## ТЕКСТ ДЛЯ ЧТЕНИЯ
Харьковские годы Георгия Шенгели (часть 2)

часть 2

Две рукописи Георгия Шенгели из фонда музея относятся к 1943 году, ко времени пребывания его в эвакуации в столице Киргизии городе Фрунзе. Обе рукописи преданы в музей вдовой харьковского поэта А.Ф.Кравцова(1915 -1983) после его смерти. Первая из рукописей - лист стандартного размера, снизу доверху заполненный чёткими, идеально ровными строками письма в ЦК ЛКСМ Киргизии. Послание написано тёмно-лиловыми, близкими к оттенку красного, и до сей поры яркими, чернилами - весьма "пушкинским" по начертанию почерком Шенгели. Это по сути рецензия на рукопись поэмы Александра Кравцова "Бессмертие", посвящённой героической теме краснодонской "Молодой гвардии", и рекомендация этой поэмы к печати.
Документ заверен внизу листа бледной круглой печатью ЦК Киргизского комсомола, и, видимо, сыграл свою роль рекомендации, поскольку поэма А.Кравцова была выпущена в 1944-ом году отдельным изданием, став второй книгой в его писательской биографии после первого сборника стихов 41-го года с характерным для того времени верноподданническим названием "Письмо к Ворошилову" (А.Кравцов был уроженцем Луганска).

## СОХРАНЁННЫЕ ДАННЫЕ

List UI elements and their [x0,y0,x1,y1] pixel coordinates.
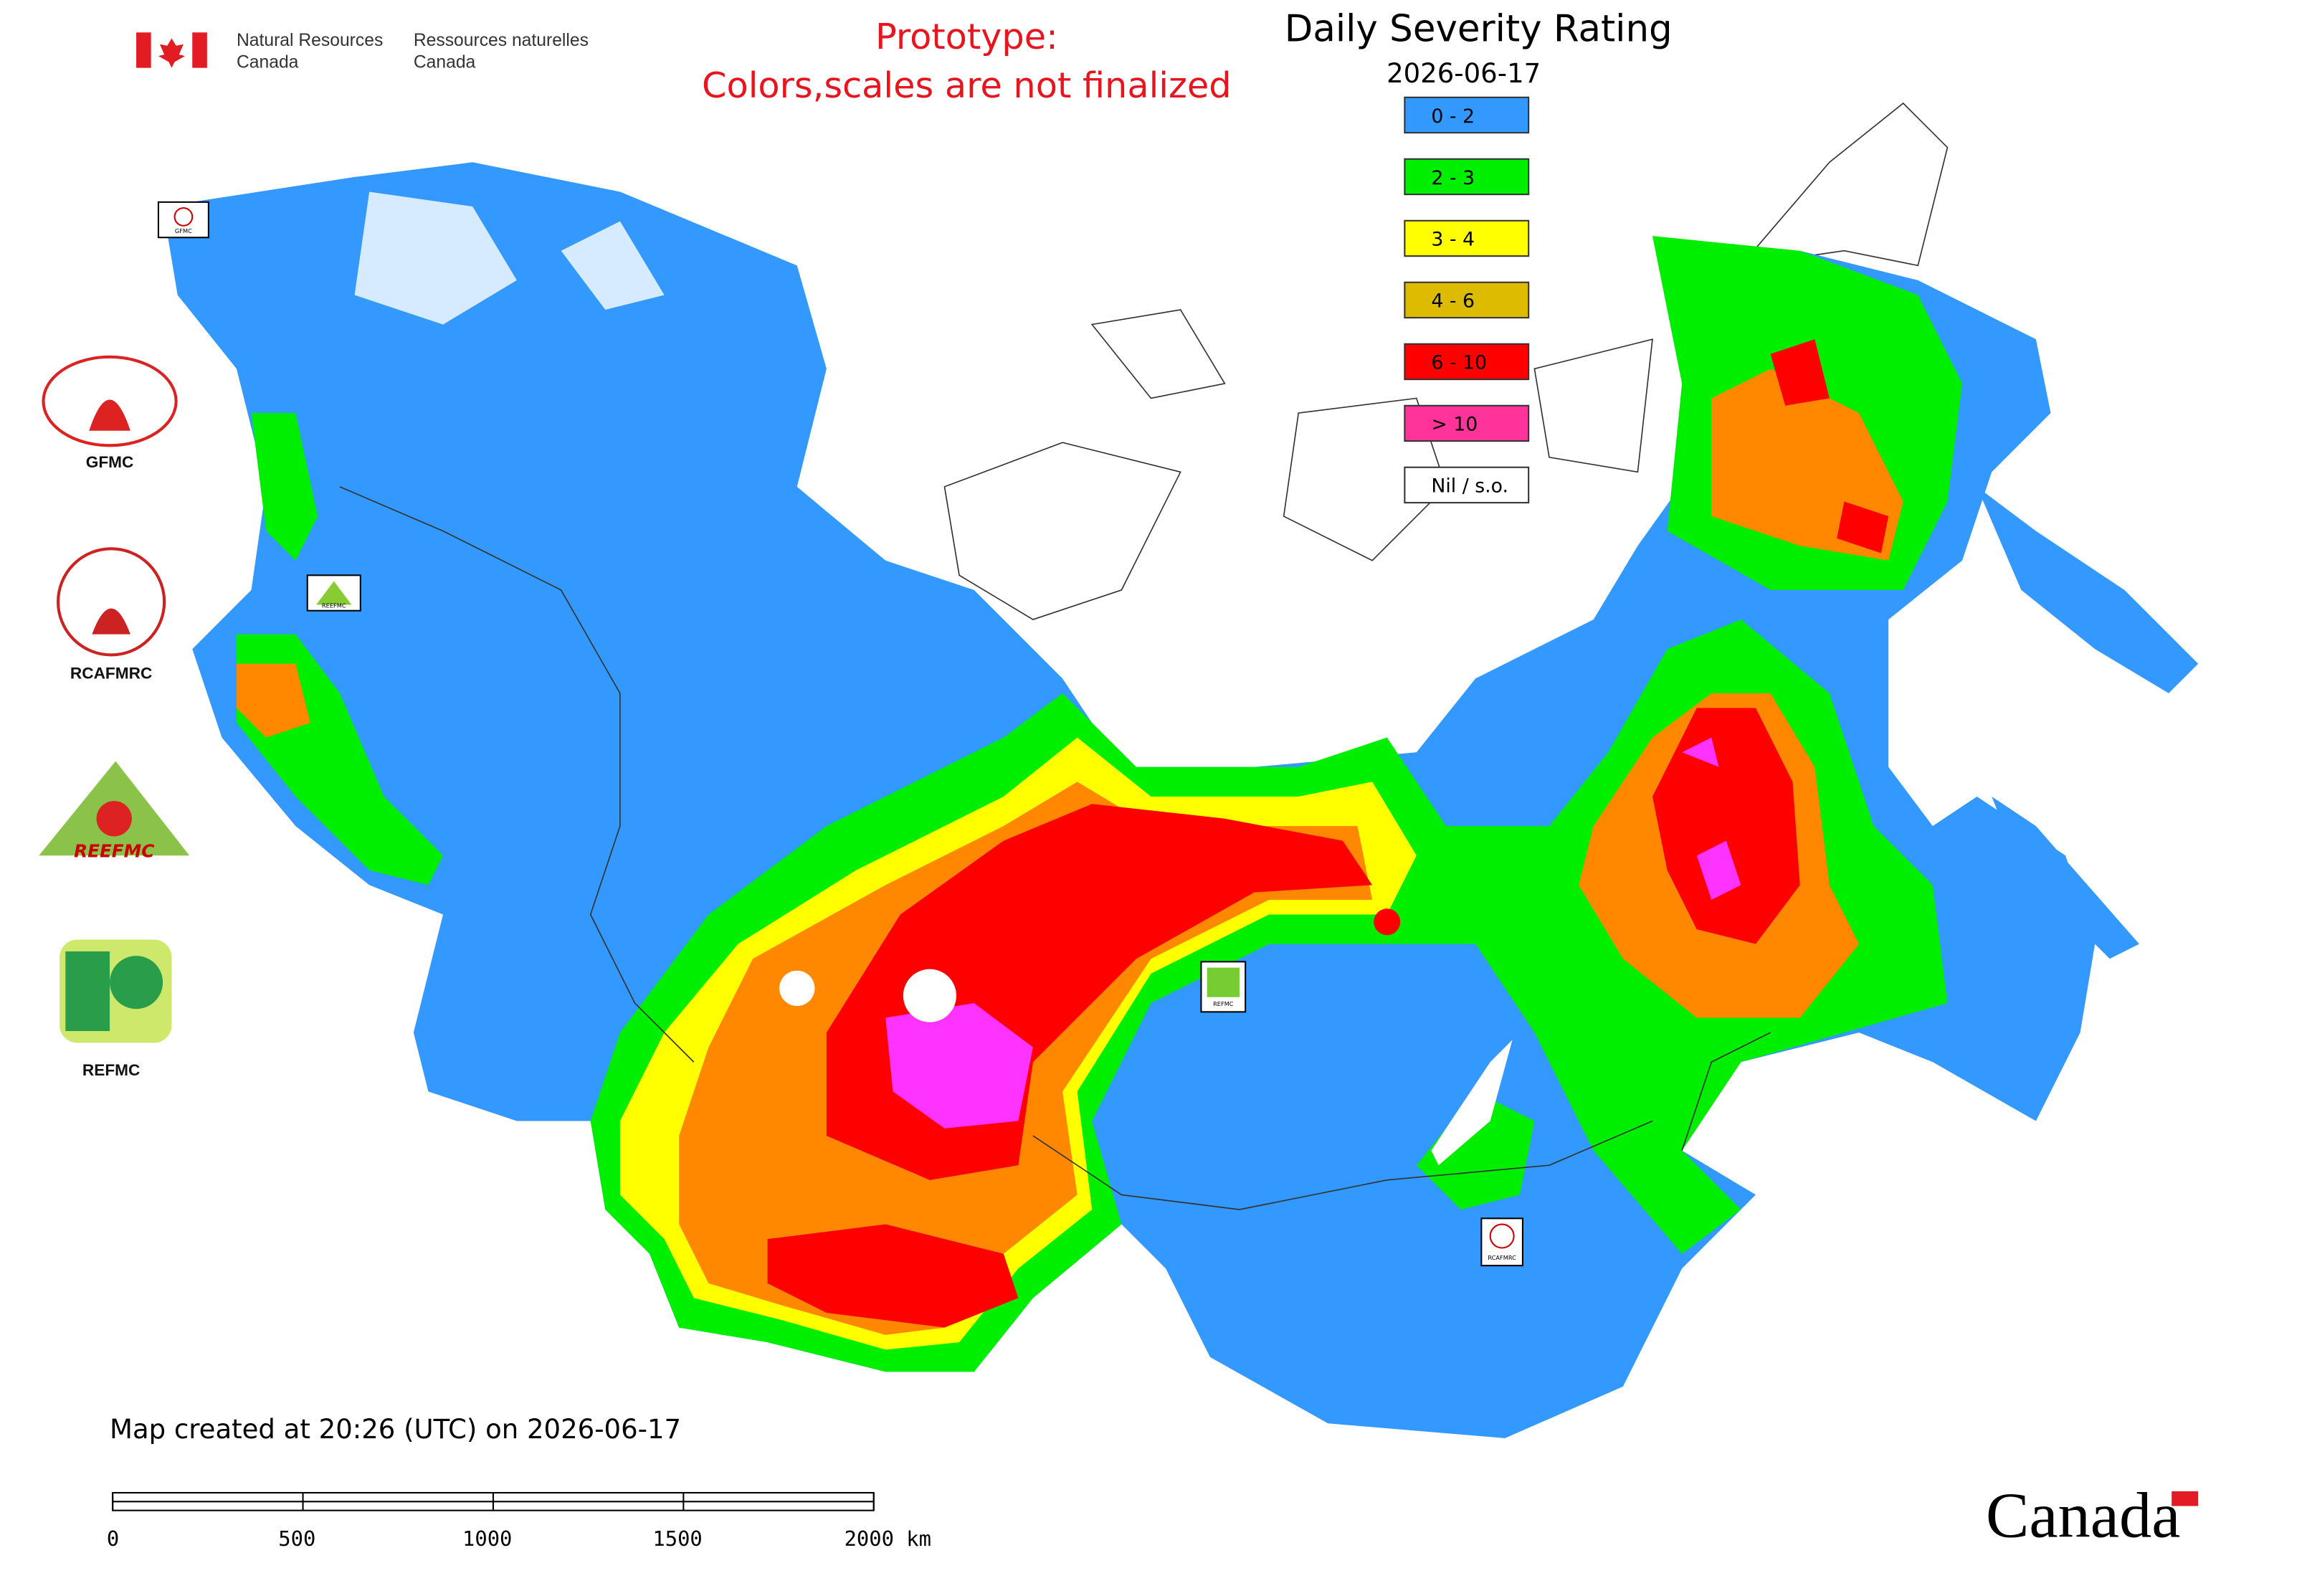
wordmark-flag [2172,1491,2199,1506]
legend-swatch [1404,219,1530,257]
created-note: Map created at 20:26 (UTC) on 2026-06-17 [110,1414,681,1445]
legend-swatch [1404,158,1530,196]
logo-label: GFMC [86,453,134,471]
severity-zone [1416,1091,1535,1210]
scale-label: 1000 [462,1526,512,1551]
severity-zone [767,1224,1019,1328]
prototype-note: Prototype: [875,16,1058,57]
sakhalin [1992,796,2139,959]
map-logo-label: RCAFMRC [1488,1254,1516,1261]
legend-label: 6 - 10 [1431,352,1487,374]
logo-wordmark: REEFMC [74,840,154,861]
severity-zone [885,1002,1033,1129]
legend-title: Daily Severity Rating [1285,8,1673,51]
legend-label: 4 - 6 [1431,290,1475,313]
severity-zone [1770,339,1889,554]
scale-label: 500 [278,1526,315,1551]
legend-swatch [1404,404,1530,442]
legend-label: 2 - 3 [1431,167,1475,189]
legend-label: > 10 [1431,414,1478,436]
scale-label: 1500 [652,1526,702,1551]
kamchatka [1977,486,2199,693]
severity-zone [1682,737,1741,900]
severity-zone [1652,708,1800,944]
coastline [943,102,1949,620]
agency-fr: Canada [414,53,476,72]
map-logo-label: GFMC [175,227,192,234]
canada-flag [136,32,207,68]
agency-en: Canada [237,53,299,72]
map-logo: RCAFMRC [1480,1217,1523,1267]
map: GFMC REEFMC REFMC RCAFMRC [157,102,2199,1438]
map-logo: REFMC [1200,961,1247,1013]
legend-swatch [1404,466,1530,504]
map-logo-label: REEFMC [322,602,346,609]
nil-area [354,191,665,325]
legend-label: Nil / s.o. [1431,475,1508,498]
legend-swatch [1404,343,1530,381]
canada-wordmark: Canada [1986,1479,2180,1552]
severity-zone [236,663,310,738]
side-logos: GFMC RCAFMRC REEFMC REFMC [39,355,190,1079]
scale-label: 2000 km [845,1526,931,1551]
legend-label: 0 - 2 [1431,105,1475,128]
severity-zone [236,413,443,885]
scale-bar: 0 500 1000 1500 2000 km [107,1491,931,1551]
agency-fr: Ressources naturelles [414,31,589,50]
logo-label: REFMC [82,1061,140,1079]
legend-label: 3 - 4 [1431,229,1475,251]
country-border [339,486,1771,1210]
legend: 0 - 2 2 - 3 3 - 4 4 - 6 6 - 10 > 10 Nil / s.o. [1404,96,1530,504]
prototype-note: Colors,scales are not finalized [702,65,1232,106]
nil-area [779,970,815,1007]
logo-label: RCAFMRC [70,664,152,682]
legend-swatch [1404,96,1530,134]
map-logo: GFMC [157,201,209,239]
agency-en: Natural Resources [237,31,383,50]
legend-date: 2026-06-17 [1387,58,1541,89]
map-logo: REEFMC [306,574,361,612]
hotspot [1374,908,1401,936]
scale-label: 0 [107,1526,119,1551]
nil-area [903,969,956,1022]
legend-swatch [1404,281,1530,319]
lake-baikal [1431,1040,1513,1166]
map-logo-label: REFMC [1213,1000,1234,1007]
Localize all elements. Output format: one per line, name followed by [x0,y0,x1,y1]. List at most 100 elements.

## ЗАДАНИЯ
A - Верны ли по тексту о Георгии Шенгели эти утверждения? (i) Письмо в ЦК ЛКСМ Киргизии написано чёрными чернилами. (ii) Поэма Кравцова вышла отдельным изданием в 1944 году. (iii) Кравцов был родом из Харькова. На каждое ответьте «да» или «нет» и приведите точную цитату, которая это решает.
B - В каком городе находился Шенгели в эвакуации в 1943 году, согласно тексту о Георгии Шенгели?
C - Выпишите из текста о Георгии Шенгели дословно отрывок от «Харьковские годы Георгия» до «поэмы к печати.».

## ОТВЕТЫ
A -
(i) Нет: «Послание написано тёмно-лиловыми, близкими к оттенку красного, и до сей поры яркими, чернилами».
(ii) Да: «поэма А.Кравцова была выпущена в 1944-ом году отдельным изданием».
(iii) Нет: «А.Кравцов был уроженцем Луганска».

B - Во Фрунзе, столице Киргизии.

C -
Харьковские годы Георгия Шенгели (часть 2)

часть 2

Две рукописи Георгия Шенгели из фонда музея относятся к 1943 году, ко времени пребывания его в эвакуации в столице Киргизии городе Фрунзе. Обе рукописи преданы в музей вдовой харьковского поэта А.Ф.Кравцова(1915 -1983) после его смерти. Первая из рукописей - лист стандартного размера, снизу доверху заполненный чёткими, идеально ровными строками письма в ЦК ЛКСМ Киргизии. Послание написано тёмно-лиловыми, близкими к оттенку красного, и до сей поры яркими, чернилами - весьма "пушкинским" по начертанию почерком Шенгели. Это по сути рецензия на рукопись поэмы Александра Кравцова "Бессмертие", посвящённой героической теме краснодонской "Молодой гвардии", и рекомендация этой поэмы к печати.